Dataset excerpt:
________

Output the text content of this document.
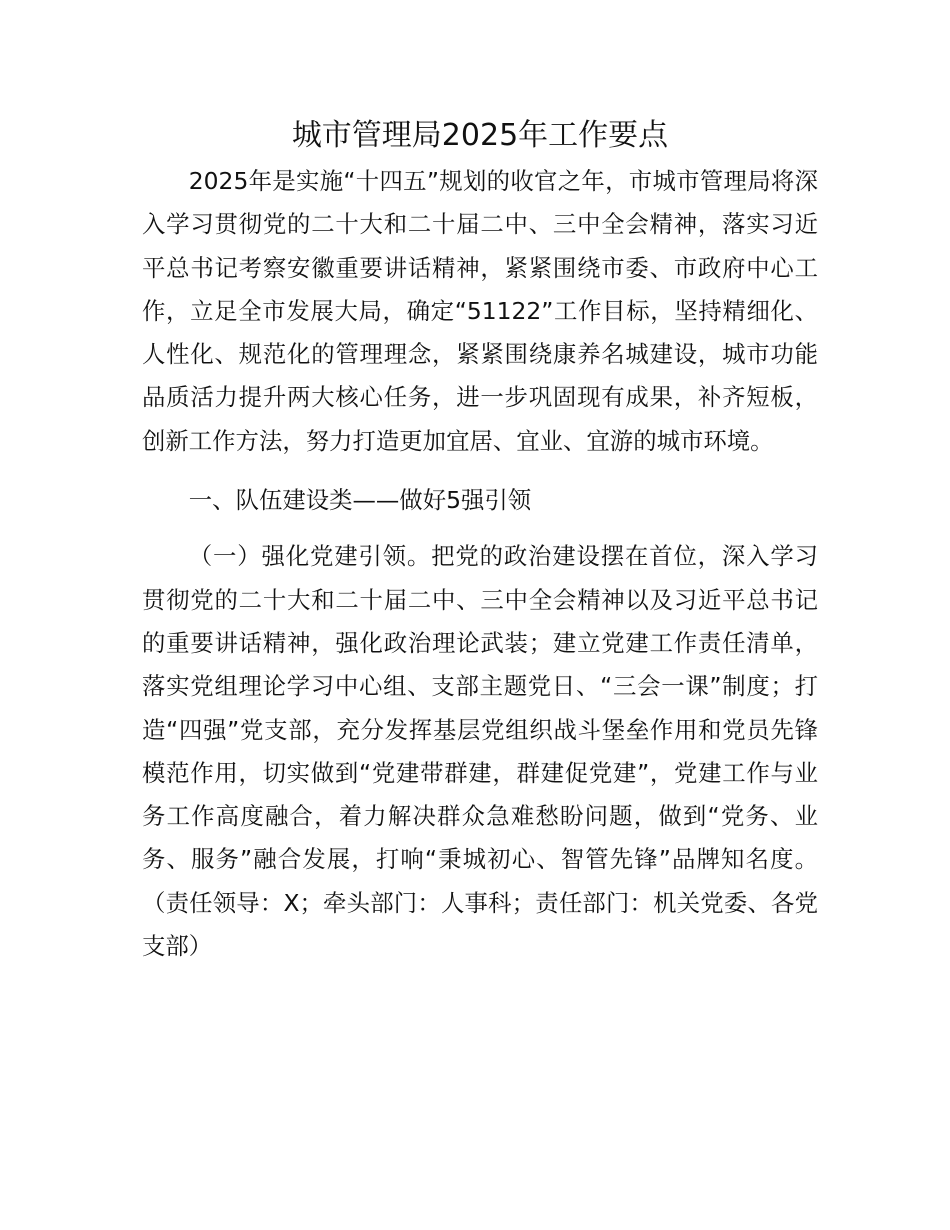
城市管理局2025年工作要点

2025年是实施“十四五”规划的收官之年，市城市管理局将深入学习贯彻党的二十大和二十届二中、三中全会精神，落实习近平总书记考察安徽重要讲话精神，紧紧围绕市委、市政府中心工作，立足全市发展大局，确定“51122”工作目标，坚持精细化、人性化、规范化的管理理念，紧紧围绕康养名城建设，城市功能品质活力提升两大核心任务，进一步巩固现有成果，补齐短板，创新工作方法，努力打造更加宜居、宜业、宜游的城市环境。

一、队伍建设类——做好5强引领

（一）强化党建引领。把党的政治建设摆在首位，深入学习贯彻党的二十大和二十届二中、三中全会精神以及习近平总书记的重要讲话精神，强化政治理论武装；建立党建工作责任清单，落实党组理论学习中心组、支部主题党日、“三会一课”制度；打造“四强”党支部，充分发挥基层党组织战斗堡垒作用和党员先锋模范作用，切实做到“党建带群建，群建促党建”，党建工作与业务工作高度融合，着力解决群众急难愁盼问题，做到“党务、业务、服务”融合发展，打响“秉城初心、智管先锋”品牌知名度。（责任领导：X；牵头部门：人事科；责任部门：机关党委、各党支部）
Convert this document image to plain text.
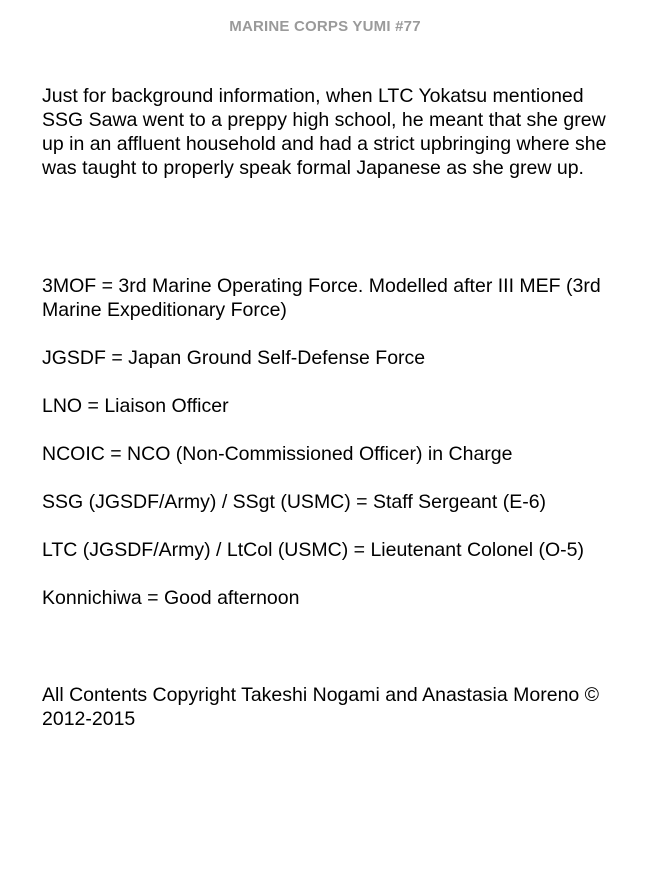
MARINE CORPS YUMI #77
Just for background information, when LTC Yokatsu mentioned SSG Sawa went to a preppy high school, he meant that she grew up in an affluent household and had a strict upbringing where she was taught to properly speak formal Japanese as she grew up.
3MOF = 3rd Marine Operating Force. Modelled after III MEF (3rd Marine Expeditionary Force)
JGSDF = Japan Ground Self-Defense Force
LNO = Liaison Officer
NCOIC = NCO (Non-Commissioned Officer) in Charge
SSG (JGSDF/Army) / SSgt (USMC) = Staff Sergeant (E-6)
LTC (JGSDF/Army) / LtCol (USMC) = Lieutenant Colonel (O-5)
Konnichiwa = Good afternoon
All Contents Copyright Takeshi Nogami and Anastasia Moreno © 2012-2015
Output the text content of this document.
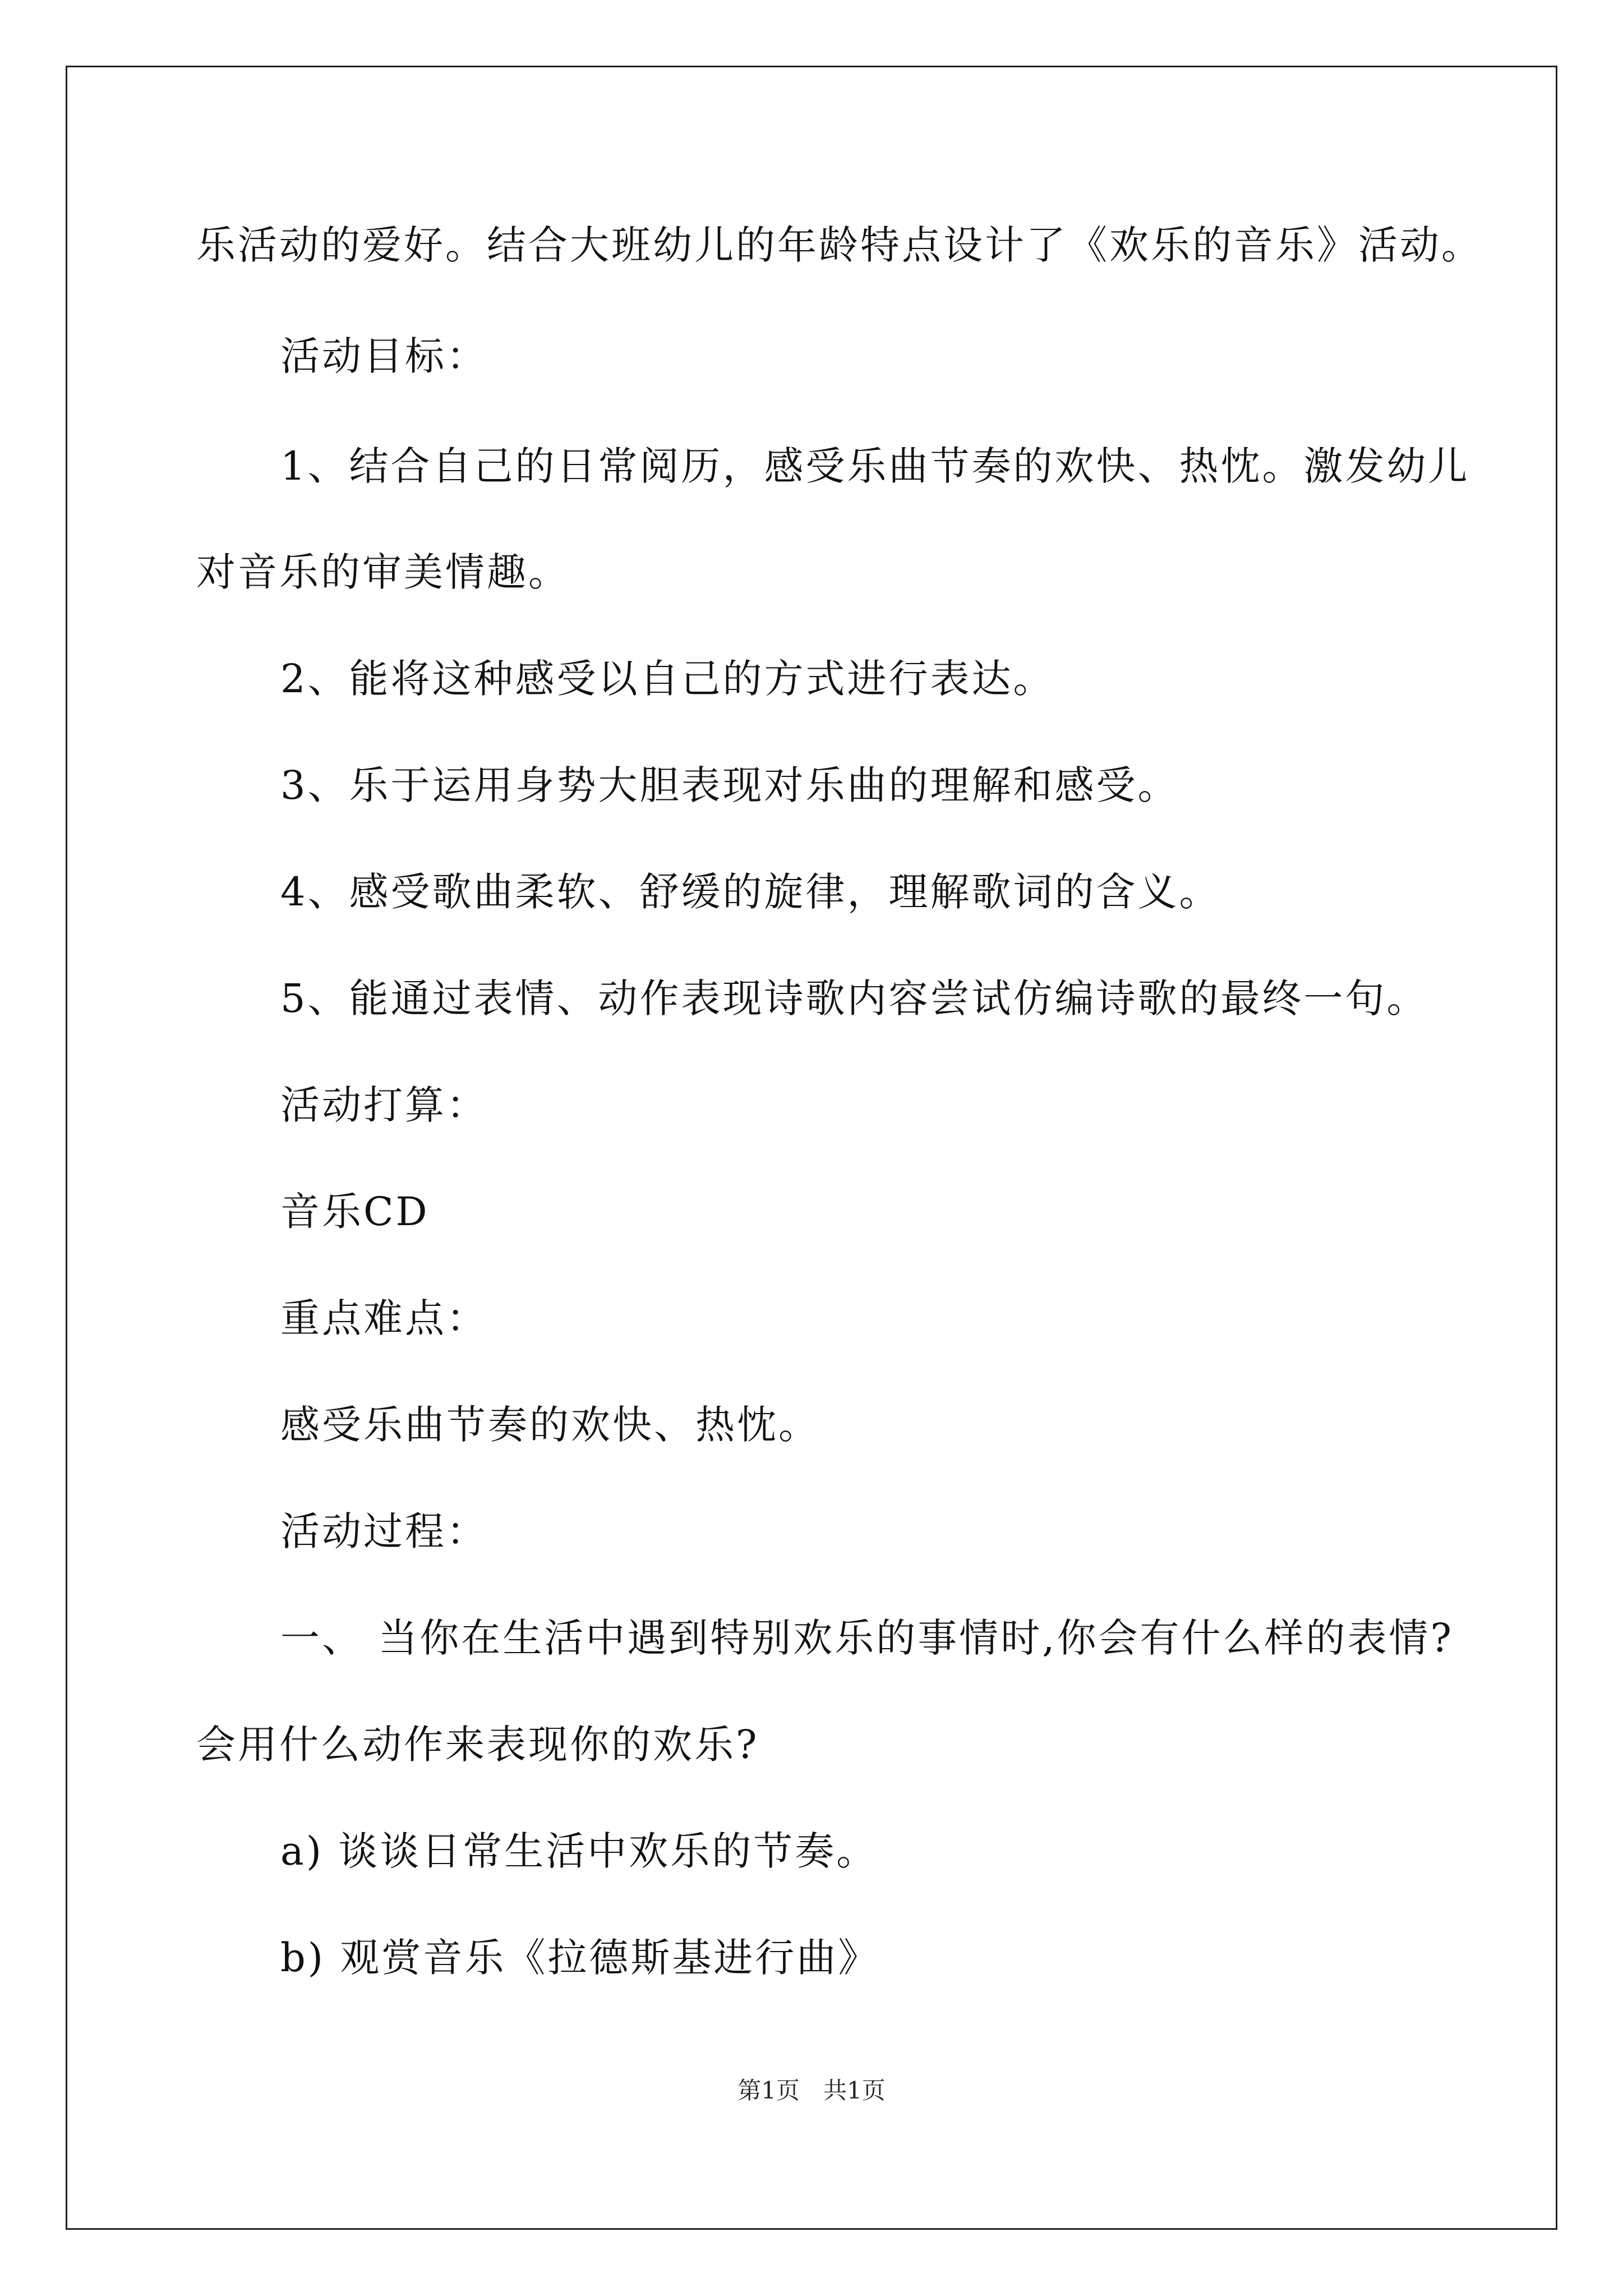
乐活动的爱好。结合大班幼儿的年龄特点设计了《欢乐的音乐》活动。
活动目标：
1、结合自己的日常阅历，感受乐曲节奏的欢快、热忱。激发幼儿
对音乐的审美情趣。
2、能将这种感受以自己的方式进行表达。
3、乐于运用身势大胆表现对乐曲的理解和感受。
4、感受歌曲柔软、舒缓的旋律，理解歌词的含义。
5、能通过表情、动作表现诗歌内容尝试仿编诗歌的最终一句。
活动打算：
音乐CD
重点难点：
感受乐曲节奏的欢快、热忱。
活动过程：
一、 当你在生活中遇到特别欢乐的事情时,你会有什么样的表情?
会用什么动作来表现你的欢乐?
a) 谈谈日常生活中欢乐的节奏。
b) 观赏音乐《拉德斯基进行曲》
第1页　共1页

________

**INSTRUCTIONS TO FOLLOW:** Scan the material line by line and report each one that contains "Force".

**COMPLETE ANSWER:**
3MOF = 3rd Marine Operating Force. Modelled after III MEF (3rd Marine Expeditionary Force)
JGSDF = Japan Ground Self-Defense Force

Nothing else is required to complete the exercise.